— START THE INPUT —

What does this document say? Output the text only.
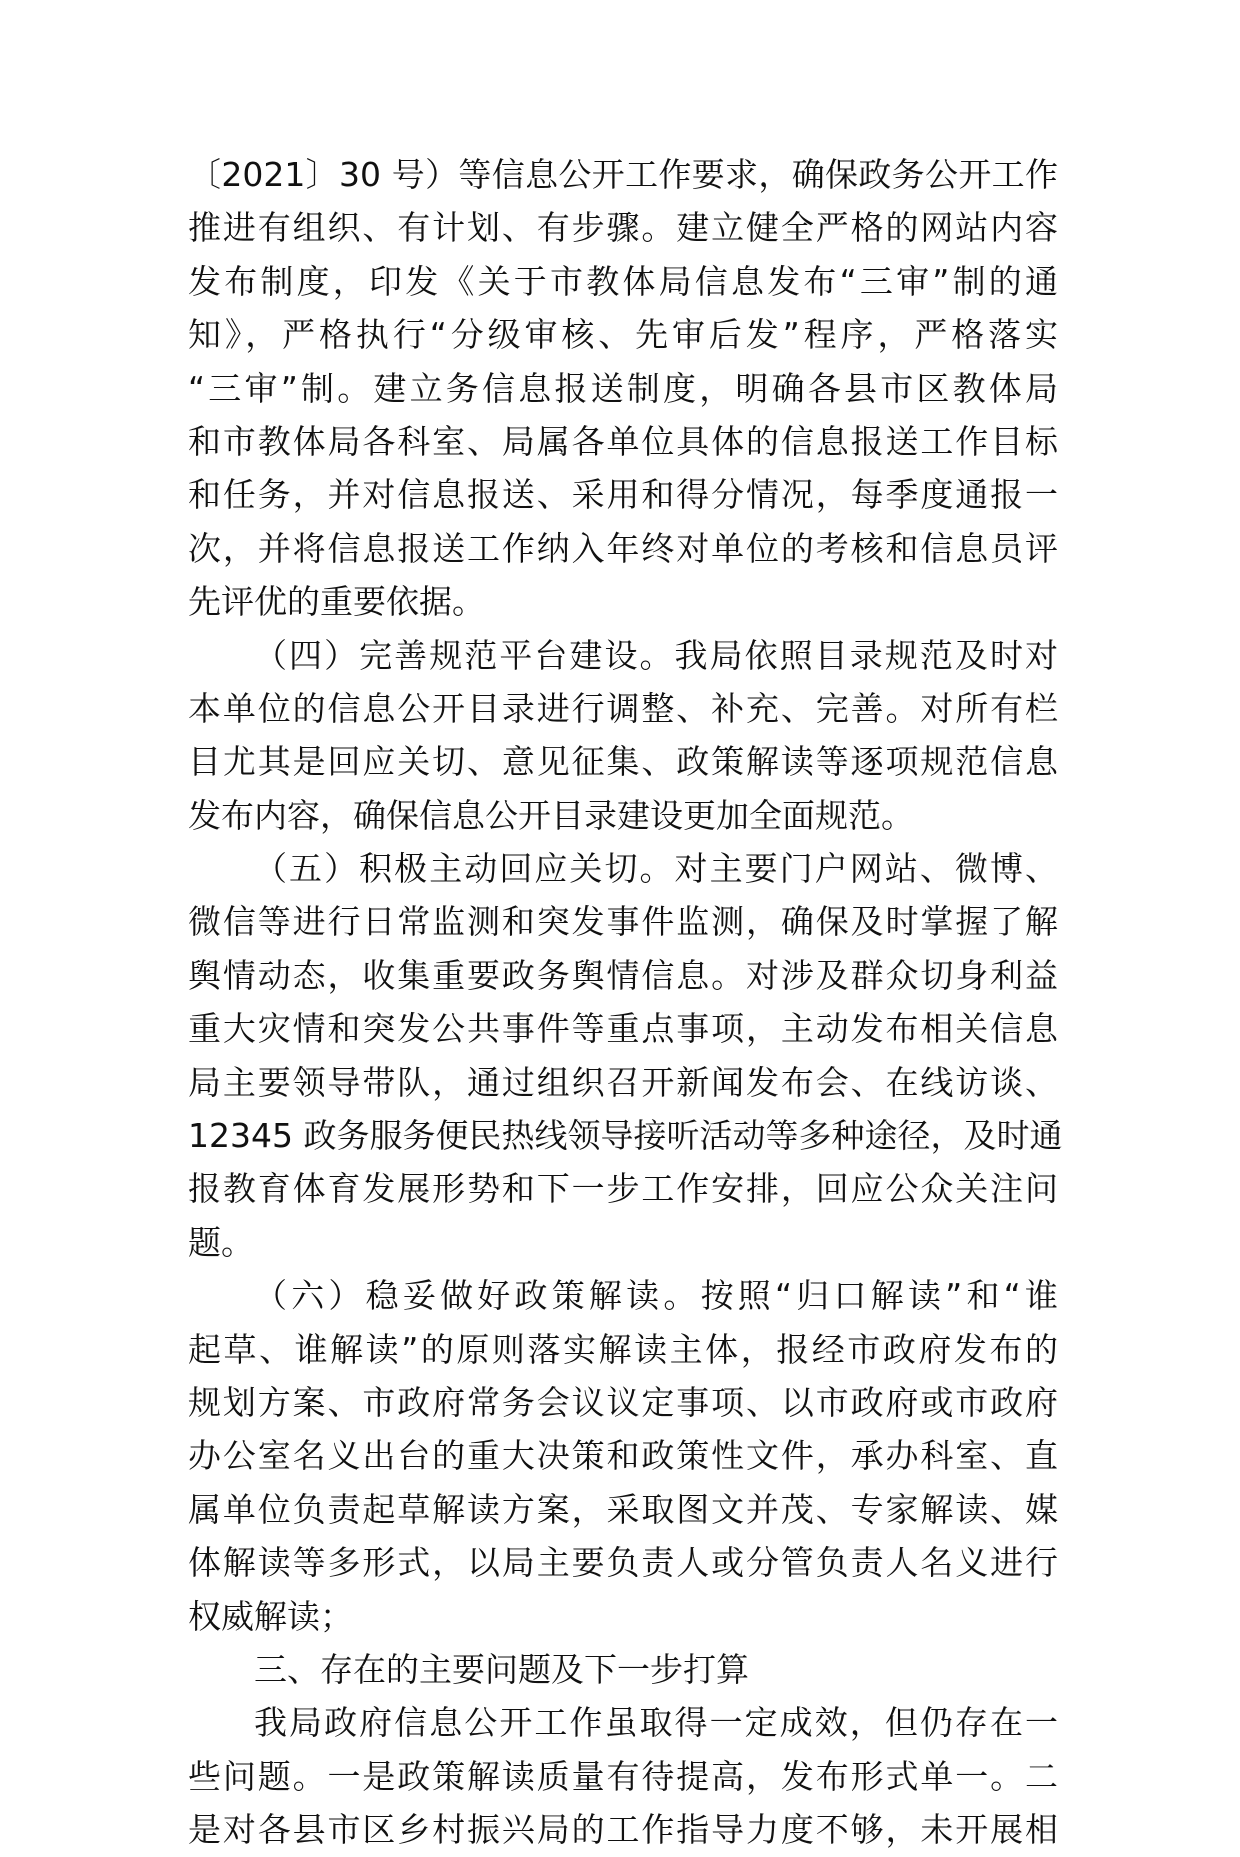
〔2021〕30 号）等信息公开工作要求，确保政务公开工作
推进有组织、有计划、有步骤。建立健全严格的网站内容
发布制度，印发《关于市教体局信息发布“三审”制的通
知》，严格执行“分级审核、先审后发”程序，严格落实
“三审”制。建立务信息报送制度，明确各县市区教体局
和市教体局各科室、局属各单位具体的信息报送工作目标
和任务，并对信息报送、采用和得分情况，每季度通报一
次，并将信息报送工作纳入年终对单位的考核和信息员评
先评优的重要依据。
（四）完善规范平台建设。我局依照目录规范及时对
本单位的信息公开目录进行调整、补充、完善。对所有栏
目尤其是回应关切、意见征集、政策解读等逐项规范信息
发布内容，确保信息公开目录建设更加全面规范。
（五）积极主动回应关切。对主要门户网站、微博、
微信等进行日常监测和突发事件监测，确保及时掌握了解
舆情动态，收集重要政务舆情信息。对涉及群众切身利益
重大灾情和突发公共事件等重点事项，主动发布相关信息
局主要领导带队，通过组织召开新闻发布会、在线访谈、
12345 政务服务便民热线领导接听活动等多种途径，及时通
报教育体育发展形势和下一步工作安排，回应公众关注问
题。
（六）稳妥做好政策解读。按照“归口解读”和“谁
起草、谁解读”的原则落实解读主体，报经市政府发布的
规划方案、市政府常务会议议定事项、以市政府或市政府
办公室名义出台的重大决策和政策性文件，承办科室、直
属单位负责起草解读方案，采取图文并茂、专家解读、媒
体解读等多形式，以局主要负责人或分管负责人名义进行
权威解读；
三、存在的主要问题及下一步打算
我局政府信息公开工作虽取得一定成效，但仍存在一
些问题。一是政策解读质量有待提高，发布形式单一。二
是对各县市区乡村振兴局的工作指导力度不够，未开展相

— END THE INPUT —

_WHAT YOU WILL DO_
Retype all the records shown above, character for character. Omit every picture.

_ANSWER IN FULL_
What does this document say? Output the text only.
〔2021〕30 号）等信息公开工作要求，确保政务公开工作
推进有组织、有计划、有步骤。建立健全严格的网站内容
发布制度，印发《关于市教体局信息发布“三审”制的通
知》，严格执行“分级审核、先审后发”程序，严格落实
“三审”制。建立务信息报送制度，明确各县市区教体局
和市教体局各科室、局属各单位具体的信息报送工作目标
和任务，并对信息报送、采用和得分情况，每季度通报一
次，并将信息报送工作纳入年终对单位的考核和信息员评
先评优的重要依据。
（四）完善规范平台建设。我局依照目录规范及时对
本单位的信息公开目录进行调整、补充、完善。对所有栏
目尤其是回应关切、意见征集、政策解读等逐项规范信息
发布内容，确保信息公开目录建设更加全面规范。
（五）积极主动回应关切。对主要门户网站、微博、
微信等进行日常监测和突发事件监测，确保及时掌握了解
舆情动态，收集重要政务舆情信息。对涉及群众切身利益
重大灾情和突发公共事件等重点事项，主动发布相关信息
局主要领导带队，通过组织召开新闻发布会、在线访谈、
12345 政务服务便民热线领导接听活动等多种途径，及时通
报教育体育发展形势和下一步工作安排，回应公众关注问
题。
（六）稳妥做好政策解读。按照“归口解读”和“谁
起草、谁解读”的原则落实解读主体，报经市政府发布的
规划方案、市政府常务会议议定事项、以市政府或市政府
办公室名义出台的重大决策和政策性文件，承办科室、直
属单位负责起草解读方案，采取图文并茂、专家解读、媒
体解读等多形式，以局主要负责人或分管负责人名义进行
权威解读；
三、存在的主要问题及下一步打算
我局政府信息公开工作虽取得一定成效，但仍存在一
些问题。一是政策解读质量有待提高，发布形式单一。二
是对各县市区乡村振兴局的工作指导力度不够，未开展相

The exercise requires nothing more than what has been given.